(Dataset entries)
━━━

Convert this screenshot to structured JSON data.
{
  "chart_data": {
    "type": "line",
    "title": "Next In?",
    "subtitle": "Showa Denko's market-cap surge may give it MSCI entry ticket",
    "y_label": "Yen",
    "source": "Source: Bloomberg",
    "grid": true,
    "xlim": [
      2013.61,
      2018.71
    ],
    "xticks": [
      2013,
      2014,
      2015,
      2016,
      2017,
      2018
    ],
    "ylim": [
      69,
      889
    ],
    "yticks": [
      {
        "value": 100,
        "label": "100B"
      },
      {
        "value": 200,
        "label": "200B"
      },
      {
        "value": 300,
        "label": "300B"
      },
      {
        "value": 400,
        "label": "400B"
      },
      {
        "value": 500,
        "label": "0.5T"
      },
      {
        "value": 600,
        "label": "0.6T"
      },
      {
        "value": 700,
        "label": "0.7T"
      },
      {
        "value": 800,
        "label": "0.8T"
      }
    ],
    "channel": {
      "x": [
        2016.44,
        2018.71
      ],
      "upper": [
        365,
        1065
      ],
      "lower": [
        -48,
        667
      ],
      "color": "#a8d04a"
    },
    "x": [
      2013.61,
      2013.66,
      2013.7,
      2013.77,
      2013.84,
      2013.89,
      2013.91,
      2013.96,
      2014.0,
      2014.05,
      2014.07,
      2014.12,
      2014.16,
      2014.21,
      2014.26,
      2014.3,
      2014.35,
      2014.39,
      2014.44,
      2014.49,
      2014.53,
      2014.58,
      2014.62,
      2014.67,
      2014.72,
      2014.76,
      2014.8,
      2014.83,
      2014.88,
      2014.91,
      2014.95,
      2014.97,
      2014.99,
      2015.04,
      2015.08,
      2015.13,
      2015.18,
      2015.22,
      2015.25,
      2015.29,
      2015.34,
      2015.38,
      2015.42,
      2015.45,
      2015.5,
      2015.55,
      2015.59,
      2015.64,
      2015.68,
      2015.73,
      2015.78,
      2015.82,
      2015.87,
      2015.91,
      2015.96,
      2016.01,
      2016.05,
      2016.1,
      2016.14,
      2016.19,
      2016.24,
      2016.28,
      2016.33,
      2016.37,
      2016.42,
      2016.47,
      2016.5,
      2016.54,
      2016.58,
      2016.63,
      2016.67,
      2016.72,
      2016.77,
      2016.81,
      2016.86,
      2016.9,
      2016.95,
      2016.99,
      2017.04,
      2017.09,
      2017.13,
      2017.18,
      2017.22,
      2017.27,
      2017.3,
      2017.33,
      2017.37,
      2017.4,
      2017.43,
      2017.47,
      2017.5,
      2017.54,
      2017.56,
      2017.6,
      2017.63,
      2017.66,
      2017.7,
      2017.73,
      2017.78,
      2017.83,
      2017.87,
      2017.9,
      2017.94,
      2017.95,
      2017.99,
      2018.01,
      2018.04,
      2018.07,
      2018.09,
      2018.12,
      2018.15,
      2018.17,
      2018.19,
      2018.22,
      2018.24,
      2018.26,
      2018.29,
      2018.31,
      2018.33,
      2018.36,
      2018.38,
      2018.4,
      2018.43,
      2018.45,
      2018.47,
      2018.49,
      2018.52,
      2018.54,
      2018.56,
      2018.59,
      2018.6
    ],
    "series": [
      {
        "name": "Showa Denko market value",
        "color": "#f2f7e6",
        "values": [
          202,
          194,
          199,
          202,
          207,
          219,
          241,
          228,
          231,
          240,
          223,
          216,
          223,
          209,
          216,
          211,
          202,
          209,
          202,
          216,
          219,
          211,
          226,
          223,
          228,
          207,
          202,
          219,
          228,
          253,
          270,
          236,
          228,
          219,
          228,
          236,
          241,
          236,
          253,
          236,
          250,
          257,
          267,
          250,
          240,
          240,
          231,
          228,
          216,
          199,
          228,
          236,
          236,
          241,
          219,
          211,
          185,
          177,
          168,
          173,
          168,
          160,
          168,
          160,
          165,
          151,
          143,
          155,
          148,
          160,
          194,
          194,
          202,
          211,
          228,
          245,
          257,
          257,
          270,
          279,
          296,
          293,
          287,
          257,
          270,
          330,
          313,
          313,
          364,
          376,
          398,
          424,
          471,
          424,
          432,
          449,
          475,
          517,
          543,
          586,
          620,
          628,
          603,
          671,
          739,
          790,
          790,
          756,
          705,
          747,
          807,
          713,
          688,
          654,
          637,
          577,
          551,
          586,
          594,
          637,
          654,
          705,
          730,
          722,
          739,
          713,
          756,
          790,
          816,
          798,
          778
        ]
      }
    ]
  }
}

━━━

Each of the records should be retyped exactly.

### [ANSWER FOR THE TASK]
Convert this screenshot to structured JSON data.
{
  "chart_data": {
    "type": "line",
    "title": "Next In?",
    "subtitle": "Showa Denko's market-cap surge may give it MSCI entry ticket",
    "y_label": "Yen",
    "source": "Source: Bloomberg",
    "grid": true,
    "xlim": [
      2013.61,
      2018.71
    ],
    "xticks": [
      2013,
      2014,
      2015,
      2016,
      2017,
      2018
    ],
    "ylim": [
      69,
      889
    ],
    "yticks": [
      {
        "value": 100,
        "label": "100B"
      },
      {
        "value": 200,
        "label": "200B"
      },
      {
        "value": 300,
        "label": "300B"
      },
      {
        "value": 400,
        "label": "400B"
      },
      {
        "value": 500,
        "label": "0.5T"
      },
      {
        "value": 600,
        "label": "0.6T"
      },
      {
        "value": 700,
        "label": "0.7T"
      },
      {
        "value": 800,
        "label": "0.8T"
      }
    ],
    "channel": {
      "x": [
        2016.44,
        2018.71
      ],
      "upper": [
        365,
        1065
      ],
      "lower": [
        -48,
        667
      ],
      "color": "#a8d04a"
    },
    "x": [
      2013.61,
      2013.66,
      2013.7,
      2013.77,
      2013.84,
      2013.89,
      2013.91,
      2013.96,
      2014.0,
      2014.05,
      2014.07,
      2014.12,
      2014.16,
      2014.21,
      2014.26,
      2014.3,
      2014.35,
      2014.39,
      2014.44,
      2014.49,
      2014.53,
      2014.58,
      2014.62,
      2014.67,
      2014.72,
      2014.76,
      2014.8,
      2014.83,
      2014.88,
      2014.91,
      2014.95,
      2014.97,
      2014.99,
      2015.04,
      2015.08,
      2015.13,
      2015.18,
      2015.22,
      2015.25,
      2015.29,
      2015.34,
      2015.38,
      2015.42,
      2015.45,
      2015.5,
      2015.55,
      2015.59,
      2015.64,
      2015.68,
      2015.73,
      2015.78,
      2015.82,
      2015.87,
      2015.91,
      2015.96,
      2016.01,
      2016.05,
      2016.1,
      2016.14,
      2016.19,
      2016.24,
      2016.28,
      2016.33,
      2016.37,
      2016.42,
      2016.47,
      2016.5,
      2016.54,
      2016.58,
      2016.63,
      2016.67,
      2016.72,
      2016.77,
      2016.81,
      2016.86,
      2016.9,
      2016.95,
      2016.99,
      2017.04,
      2017.09,
      2017.13,
      2017.18,
      2017.22,
      2017.27,
      2017.3,
      2017.33,
      2017.37,
      2017.4,
      2017.43,
      2017.47,
      2017.5,
      2017.54,
      2017.56,
      2017.6,
      2017.63,
      2017.66,
      2017.7,
      2017.73,
      2017.78,
      2017.83,
      2017.87,
      2017.9,
      2017.94,
      2017.95,
      2017.99,
      2018.01,
      2018.04,
      2018.07,
      2018.09,
      2018.12,
      2018.15,
      2018.17,
      2018.19,
      2018.22,
      2018.24,
      2018.26,
      2018.29,
      2018.31,
      2018.33,
      2018.36,
      2018.38,
      2018.4,
      2018.43,
      2018.45,
      2018.47,
      2018.49,
      2018.52,
      2018.54,
      2018.56,
      2018.59,
      2018.6
    ],
    "series": [
      {
        "name": "Showa Denko market value",
        "color": "#f2f7e6",
        "values": [
          202,
          194,
          199,
          202,
          207,
          219,
          241,
          228,
          231,
          240,
          223,
          216,
          223,
          209,
          216,
          211,
          202,
          209,
          202,
          216,
          219,
          211,
          226,
          223,
          228,
          207,
          202,
          219,
          228,
          253,
          270,
          236,
          228,
          219,
          228,
          236,
          241,
          236,
          253,
          236,
          250,
          257,
          267,
          250,
          240,
          240,
          231,
          228,
          216,
          199,
          228,
          236,
          236,
          241,
          219,
          211,
          185,
          177,
          168,
          173,
          168,
          160,
          168,
          160,
          165,
          151,
          143,
          155,
          148,
          160,
          194,
          194,
          202,
          211,
          228,
          245,
          257,
          257,
          270,
          279,
          296,
          293,
          287,
          257,
          270,
          330,
          313,
          313,
          364,
          376,
          398,
          424,
          471,
          424,
          432,
          449,
          475,
          517,
          543,
          586,
          620,
          628,
          603,
          671,
          739,
          790,
          790,
          756,
          705,
          747,
          807,
          713,
          688,
          654,
          637,
          577,
          551,
          586,
          594,
          637,
          654,
          705,
          730,
          722,
          739,
          713,
          756,
          790,
          816,
          798,
          778
        ]
      }
    ]
  }
}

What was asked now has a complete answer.